* [Set task]: Quote the entries in full, character for character, without their images.

---------- Records for the exercise ----------

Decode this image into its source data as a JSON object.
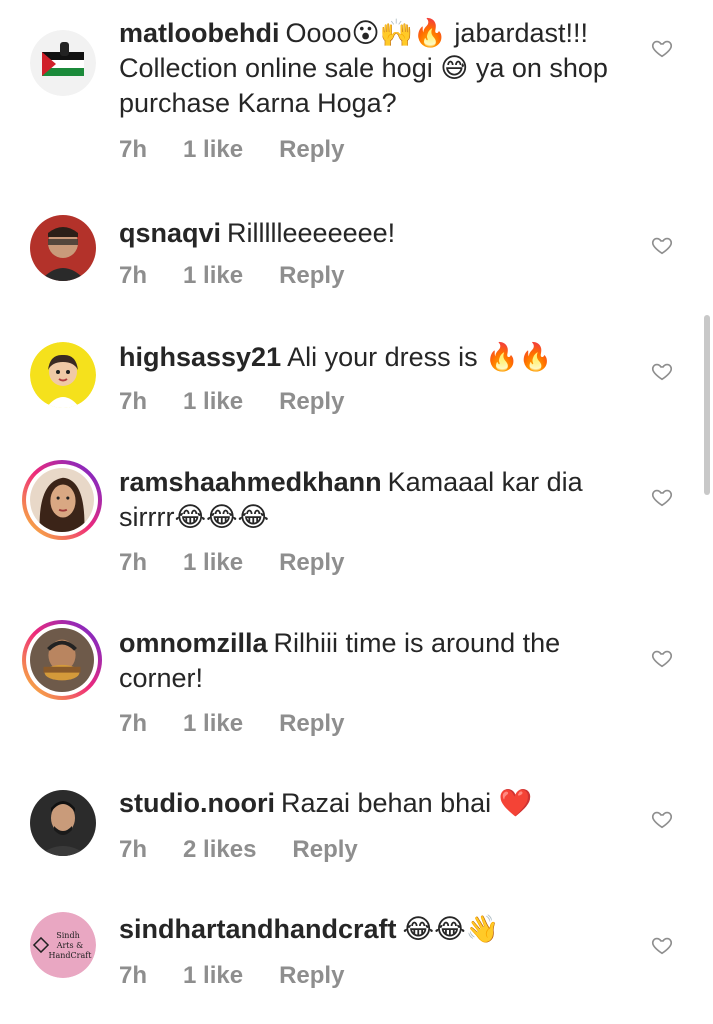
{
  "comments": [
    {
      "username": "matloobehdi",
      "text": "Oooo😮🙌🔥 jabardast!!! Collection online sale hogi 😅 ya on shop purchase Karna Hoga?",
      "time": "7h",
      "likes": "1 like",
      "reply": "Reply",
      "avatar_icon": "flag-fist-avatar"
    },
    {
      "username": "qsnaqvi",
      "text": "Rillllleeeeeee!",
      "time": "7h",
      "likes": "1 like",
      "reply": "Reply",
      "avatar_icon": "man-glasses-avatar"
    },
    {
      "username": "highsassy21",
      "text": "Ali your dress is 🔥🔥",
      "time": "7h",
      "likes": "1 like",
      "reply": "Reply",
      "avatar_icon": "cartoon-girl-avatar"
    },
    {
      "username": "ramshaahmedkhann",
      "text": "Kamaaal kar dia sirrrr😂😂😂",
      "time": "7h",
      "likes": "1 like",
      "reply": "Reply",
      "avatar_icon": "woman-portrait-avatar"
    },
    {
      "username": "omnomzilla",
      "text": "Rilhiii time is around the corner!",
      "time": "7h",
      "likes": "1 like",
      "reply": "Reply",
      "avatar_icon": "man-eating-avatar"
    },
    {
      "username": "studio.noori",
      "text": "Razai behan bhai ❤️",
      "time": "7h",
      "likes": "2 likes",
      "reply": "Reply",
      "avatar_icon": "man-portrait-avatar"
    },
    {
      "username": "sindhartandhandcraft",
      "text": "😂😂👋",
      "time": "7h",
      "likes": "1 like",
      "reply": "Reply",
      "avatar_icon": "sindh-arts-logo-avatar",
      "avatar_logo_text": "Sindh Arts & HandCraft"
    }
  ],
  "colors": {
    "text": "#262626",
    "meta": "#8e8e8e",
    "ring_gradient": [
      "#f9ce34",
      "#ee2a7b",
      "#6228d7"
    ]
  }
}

----------

* [Task answer]:
Decode this image into its source data as a JSON object.
{
  "comments": [
    {
      "username": "matloobehdi",
      "text": "Oooo😮🙌🔥 jabardast!!! Collection online sale hogi 😅 ya on shop purchase Karna Hoga?",
      "time": "7h",
      "likes": "1 like",
      "reply": "Reply",
      "avatar_icon": "flag-fist-avatar"
    },
    {
      "username": "qsnaqvi",
      "text": "Rillllleeeeeee!",
      "time": "7h",
      "likes": "1 like",
      "reply": "Reply",
      "avatar_icon": "man-glasses-avatar"
    },
    {
      "username": "highsassy21",
      "text": "Ali your dress is 🔥🔥",
      "time": "7h",
      "likes": "1 like",
      "reply": "Reply",
      "avatar_icon": "cartoon-girl-avatar"
    },
    {
      "username": "ramshaahmedkhann",
      "text": "Kamaaal kar dia sirrrr😂😂😂",
      "time": "7h",
      "likes": "1 like",
      "reply": "Reply",
      "avatar_icon": "woman-portrait-avatar"
    },
    {
      "username": "omnomzilla",
      "text": "Rilhiii time is around the corner!",
      "time": "7h",
      "likes": "1 like",
      "reply": "Reply",
      "avatar_icon": "man-eating-avatar"
    },
    {
      "username": "studio.noori",
      "text": "Razai behan bhai ❤️",
      "time": "7h",
      "likes": "2 likes",
      "reply": "Reply",
      "avatar_icon": "man-portrait-avatar"
    },
    {
      "username": "sindhartandhandcraft",
      "text": "😂😂👋",
      "time": "7h",
      "likes": "1 like",
      "reply": "Reply",
      "avatar_icon": "sindh-arts-logo-avatar",
      "avatar_logo_text": "Sindh Arts & HandCraft"
    }
  ],
  "colors": {
    "text": "#262626",
    "meta": "#8e8e8e",
    "ring_gradient": [
      "#f9ce34",
      "#ee2a7b",
      "#6228d7"
    ]
  }
}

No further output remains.